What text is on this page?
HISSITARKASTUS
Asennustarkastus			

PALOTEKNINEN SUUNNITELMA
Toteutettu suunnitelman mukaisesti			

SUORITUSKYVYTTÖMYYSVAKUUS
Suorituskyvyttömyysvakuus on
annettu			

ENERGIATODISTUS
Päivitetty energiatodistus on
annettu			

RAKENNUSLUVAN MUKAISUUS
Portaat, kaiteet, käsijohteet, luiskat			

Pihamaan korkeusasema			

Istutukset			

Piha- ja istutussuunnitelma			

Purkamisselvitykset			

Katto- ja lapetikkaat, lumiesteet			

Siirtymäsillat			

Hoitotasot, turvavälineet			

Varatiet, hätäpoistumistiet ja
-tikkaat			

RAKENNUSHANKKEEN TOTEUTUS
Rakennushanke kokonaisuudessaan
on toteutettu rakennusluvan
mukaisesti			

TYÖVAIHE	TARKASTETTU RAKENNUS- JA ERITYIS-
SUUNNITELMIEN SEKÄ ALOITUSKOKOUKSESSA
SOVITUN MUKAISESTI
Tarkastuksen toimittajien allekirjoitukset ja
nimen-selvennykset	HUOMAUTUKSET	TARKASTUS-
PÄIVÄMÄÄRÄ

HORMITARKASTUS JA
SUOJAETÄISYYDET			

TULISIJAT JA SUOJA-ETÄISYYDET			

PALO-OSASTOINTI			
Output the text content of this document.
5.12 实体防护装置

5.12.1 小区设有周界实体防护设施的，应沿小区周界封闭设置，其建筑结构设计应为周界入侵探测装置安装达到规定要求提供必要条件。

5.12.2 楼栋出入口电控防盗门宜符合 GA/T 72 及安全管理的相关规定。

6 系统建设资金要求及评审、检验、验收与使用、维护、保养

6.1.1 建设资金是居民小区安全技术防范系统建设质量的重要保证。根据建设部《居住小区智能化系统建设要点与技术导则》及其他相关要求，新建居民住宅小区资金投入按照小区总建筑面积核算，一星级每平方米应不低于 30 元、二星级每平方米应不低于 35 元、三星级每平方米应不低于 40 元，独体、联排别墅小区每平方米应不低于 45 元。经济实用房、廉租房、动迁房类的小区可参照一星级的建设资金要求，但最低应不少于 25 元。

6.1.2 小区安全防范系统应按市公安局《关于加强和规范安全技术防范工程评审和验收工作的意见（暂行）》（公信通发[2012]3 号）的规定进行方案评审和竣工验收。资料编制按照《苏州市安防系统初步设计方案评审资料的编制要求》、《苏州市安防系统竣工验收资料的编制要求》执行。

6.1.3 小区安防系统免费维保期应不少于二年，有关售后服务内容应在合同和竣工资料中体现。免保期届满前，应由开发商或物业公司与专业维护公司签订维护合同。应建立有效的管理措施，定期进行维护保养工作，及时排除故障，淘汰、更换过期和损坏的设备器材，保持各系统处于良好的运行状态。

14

********

*OBJECTIVE:* Write every line of the material above again, exactly.

*SOLUTION FOR THIS EXERCISE:*
What text is on this page?
HISSITARKASTUS
Asennustarkastus			

PALOTEKNINEN SUUNNITELMA
Toteutettu suunnitelman mukaisesti			

SUORITUSKYVYTTÖMYYSVAKUUS
Suorituskyvyttömyysvakuus on
annettu			

ENERGIATODISTUS
Päivitetty energiatodistus on
annettu			

RAKENNUSLUVAN MUKAISUUS
Portaat, kaiteet, käsijohteet, luiskat			

Pihamaan korkeusasema			

Istutukset			

Piha- ja istutussuunnitelma			

Purkamisselvitykset			

Katto- ja lapetikkaat, lumiesteet			

Siirtymäsillat			

Hoitotasot, turvavälineet			

Varatiet, hätäpoistumistiet ja
-tikkaat			

RAKENNUSHANKKEEN TOTEUTUS
Rakennushanke kokonaisuudessaan
on toteutettu rakennusluvan
mukaisesti			

TYÖVAIHE	TARKASTETTU RAKENNUS- JA ERITYIS-
SUUNNITELMIEN SEKÄ ALOITUSKOKOUKSESSA
SOVITUN MUKAISESTI
Tarkastuksen toimittajien allekirjoitukset ja
nimen-selvennykset	HUOMAUTUKSET	TARKASTUS-
PÄIVÄMÄÄRÄ

HORMITARKASTUS JA
SUOJAETÄISYYDET			

TULISIJAT JA SUOJA-ETÄISYYDET			

PALO-OSASTOINTI			
Output the text content of this document.
5.12 实体防护装置

5.12.1 小区设有周界实体防护设施的，应沿小区周界封闭设置，其建筑结构设计应为周界入侵探测装置安装达到规定要求提供必要条件。

5.12.2 楼栋出入口电控防盗门宜符合 GA/T 72 及安全管理的相关规定。

6 系统建设资金要求及评审、检验、验收与使用、维护、保养

6.1.1 建设资金是居民小区安全技术防范系统建设质量的重要保证。根据建设部《居住小区智能化系统建设要点与技术导则》及其他相关要求，新建居民住宅小区资金投入按照小区总建筑面积核算，一星级每平方米应不低于 30 元、二星级每平方米应不低于 35 元、三星级每平方米应不低于 40 元，独体、联排别墅小区每平方米应不低于 45 元。经济实用房、廉租房、动迁房类的小区可参照一星级的建设资金要求，但最低应不少于 25 元。

6.1.2 小区安全防范系统应按市公安局《关于加强和规范安全技术防范工程评审和验收工作的意见（暂行）》（公信通发[2012]3 号）的规定进行方案评审和竣工验收。资料编制按照《苏州市安防系统初步设计方案评审资料的编制要求》、《苏州市安防系统竣工验收资料的编制要求》执行。

6.1.3 小区安防系统免费维保期应不少于二年，有关售后服务内容应在合同和竣工资料中体现。免保期届满前，应由开发商或物业公司与专业维护公司签订维护合同。应建立有效的管理措施，定期进行维护保养工作，及时排除故障，淘汰、更换过期和损坏的设备器材，保持各系统处于良好的运行状态。

14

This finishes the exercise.